Extracted data entries:
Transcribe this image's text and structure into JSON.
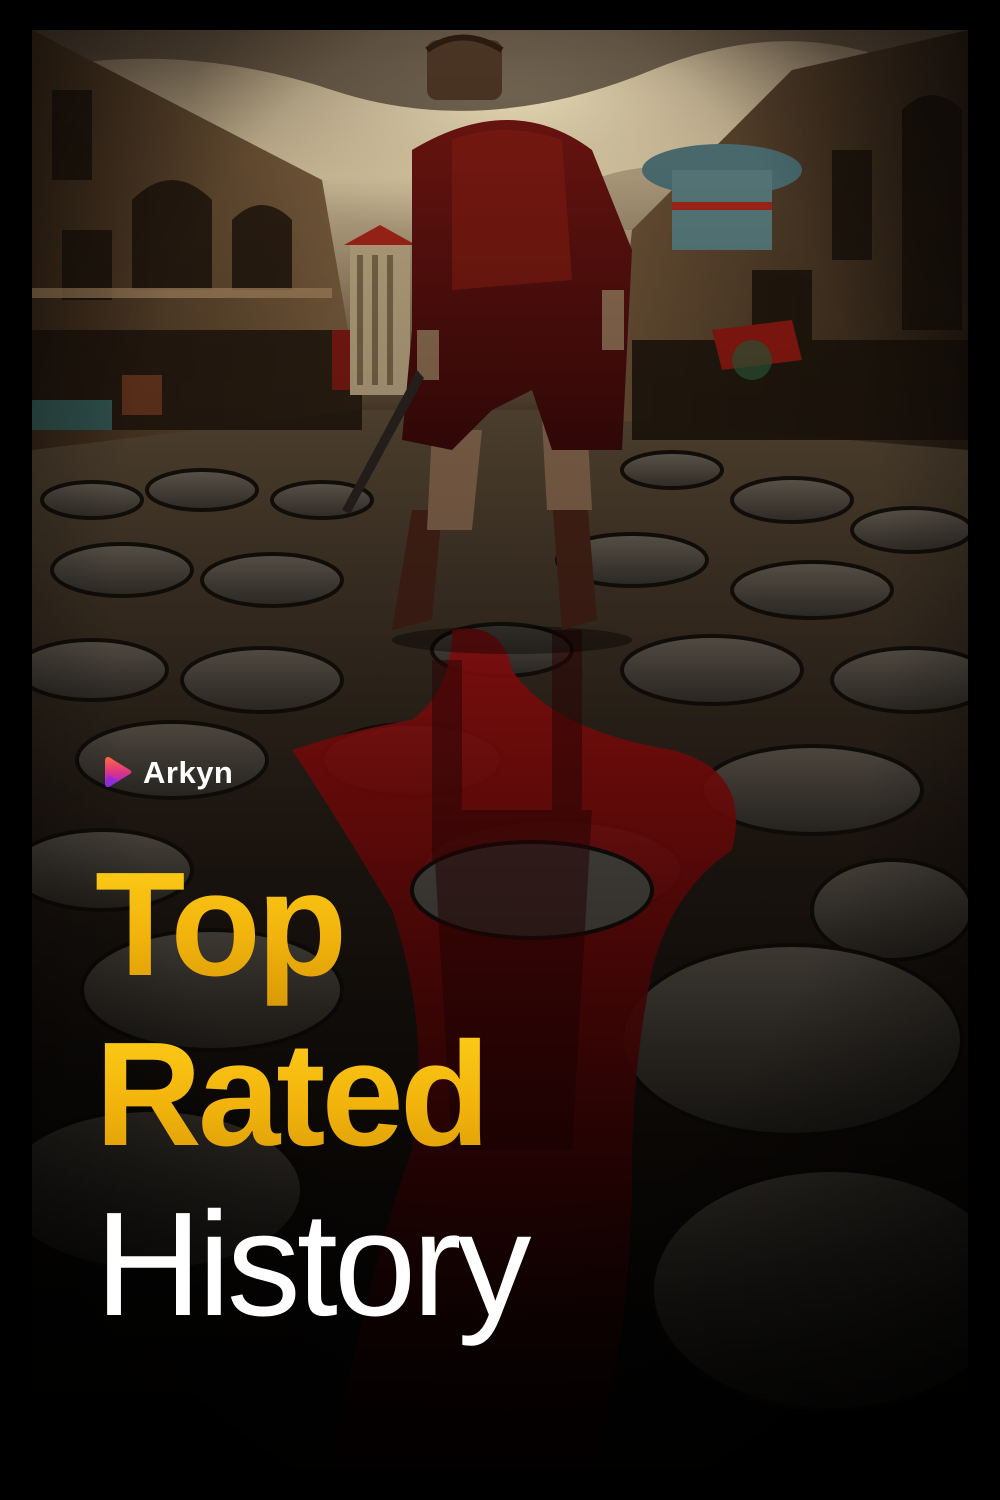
{
  "brand": {
    "name": "Arkyn",
    "icon": "arkyn-logo-icon",
    "gradient_start": "#ff6a3d",
    "gradient_end": "#8a2be2"
  },
  "headline": {
    "line1": "Top",
    "line2": "Rated",
    "line3": "History"
  },
  "colors": {
    "frame": "#000000",
    "headline_gold": "#f2b40c",
    "headline_white": "#ffffff",
    "blood_red": "#8a0a0a"
  },
  "artwork": {
    "subject_icon": "roman-soldier-on-cobblestone-street-icon"
  }
}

## WHAT IS BEING ASKED
Take the entries shown above and quote them verbatim, passing over the pictures.

## FULL SOLUTION
Transcribe this image's text and structure into JSON.
{
  "brand": {
    "name": "Arkyn",
    "icon": "arkyn-logo-icon",
    "gradient_start": "#ff6a3d",
    "gradient_end": "#8a2be2"
  },
  "headline": {
    "line1": "Top",
    "line2": "Rated",
    "line3": "History"
  },
  "colors": {
    "frame": "#000000",
    "headline_gold": "#f2b40c",
    "headline_white": "#ffffff",
    "blood_red": "#8a0a0a"
  },
  "artwork": {
    "subject_icon": "roman-soldier-on-cobblestone-street-icon"
  }
}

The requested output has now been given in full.